EXERCISE AIM: Work out how many lines hold the string "INSTALAÇÕES". Give that number and nothing more.

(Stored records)
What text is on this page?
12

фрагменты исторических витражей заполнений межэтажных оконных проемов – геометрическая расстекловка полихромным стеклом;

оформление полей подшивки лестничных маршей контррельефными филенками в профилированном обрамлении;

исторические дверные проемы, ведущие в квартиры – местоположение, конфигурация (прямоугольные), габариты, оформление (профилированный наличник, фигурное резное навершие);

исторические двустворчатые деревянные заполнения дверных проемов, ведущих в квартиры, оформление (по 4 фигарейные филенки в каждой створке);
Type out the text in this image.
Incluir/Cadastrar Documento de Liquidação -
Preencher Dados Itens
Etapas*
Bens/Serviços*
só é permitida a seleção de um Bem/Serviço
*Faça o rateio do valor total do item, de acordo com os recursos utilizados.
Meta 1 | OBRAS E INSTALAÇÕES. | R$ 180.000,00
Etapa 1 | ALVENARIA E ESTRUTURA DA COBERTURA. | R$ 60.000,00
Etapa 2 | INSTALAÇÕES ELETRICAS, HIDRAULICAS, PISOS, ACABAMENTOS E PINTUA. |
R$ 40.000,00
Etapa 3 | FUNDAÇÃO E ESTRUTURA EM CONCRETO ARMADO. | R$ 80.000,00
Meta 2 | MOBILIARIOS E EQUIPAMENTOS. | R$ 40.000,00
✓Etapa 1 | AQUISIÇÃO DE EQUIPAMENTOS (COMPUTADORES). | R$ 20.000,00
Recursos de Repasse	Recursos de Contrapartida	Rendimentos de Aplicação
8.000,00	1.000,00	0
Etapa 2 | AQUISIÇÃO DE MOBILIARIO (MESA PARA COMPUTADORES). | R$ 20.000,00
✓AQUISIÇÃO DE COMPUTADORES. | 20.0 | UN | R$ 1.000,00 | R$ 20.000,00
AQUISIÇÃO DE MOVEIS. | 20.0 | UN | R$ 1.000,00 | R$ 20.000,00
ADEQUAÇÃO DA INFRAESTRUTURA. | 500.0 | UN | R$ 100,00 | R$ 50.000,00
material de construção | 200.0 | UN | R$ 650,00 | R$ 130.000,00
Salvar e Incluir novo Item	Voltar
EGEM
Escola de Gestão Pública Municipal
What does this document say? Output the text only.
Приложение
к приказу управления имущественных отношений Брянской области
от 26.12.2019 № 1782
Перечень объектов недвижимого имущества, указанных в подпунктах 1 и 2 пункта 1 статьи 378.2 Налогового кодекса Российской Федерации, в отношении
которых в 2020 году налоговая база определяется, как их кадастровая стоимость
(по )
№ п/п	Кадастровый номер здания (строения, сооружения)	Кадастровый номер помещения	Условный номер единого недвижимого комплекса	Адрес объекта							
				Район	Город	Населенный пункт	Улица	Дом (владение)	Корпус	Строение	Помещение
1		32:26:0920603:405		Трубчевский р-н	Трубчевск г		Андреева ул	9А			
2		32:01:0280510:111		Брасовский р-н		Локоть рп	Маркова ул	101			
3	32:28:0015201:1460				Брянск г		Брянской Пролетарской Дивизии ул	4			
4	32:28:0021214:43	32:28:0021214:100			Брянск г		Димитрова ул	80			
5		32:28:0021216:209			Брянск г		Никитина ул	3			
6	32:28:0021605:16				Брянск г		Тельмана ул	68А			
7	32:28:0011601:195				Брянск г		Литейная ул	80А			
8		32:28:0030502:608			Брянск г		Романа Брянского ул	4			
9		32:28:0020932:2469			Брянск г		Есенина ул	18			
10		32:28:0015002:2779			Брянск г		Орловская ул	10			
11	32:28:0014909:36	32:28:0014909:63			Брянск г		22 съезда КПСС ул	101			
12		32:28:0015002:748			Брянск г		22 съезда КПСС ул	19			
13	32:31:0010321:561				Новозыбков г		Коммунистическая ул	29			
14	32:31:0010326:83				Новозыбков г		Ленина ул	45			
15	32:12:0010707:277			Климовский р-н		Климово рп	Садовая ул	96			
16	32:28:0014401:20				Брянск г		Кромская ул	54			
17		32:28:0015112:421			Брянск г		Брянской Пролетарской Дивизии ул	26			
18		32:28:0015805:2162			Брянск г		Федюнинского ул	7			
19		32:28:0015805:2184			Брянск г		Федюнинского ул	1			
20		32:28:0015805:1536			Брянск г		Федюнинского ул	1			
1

EXERCISE RESPONSE: 2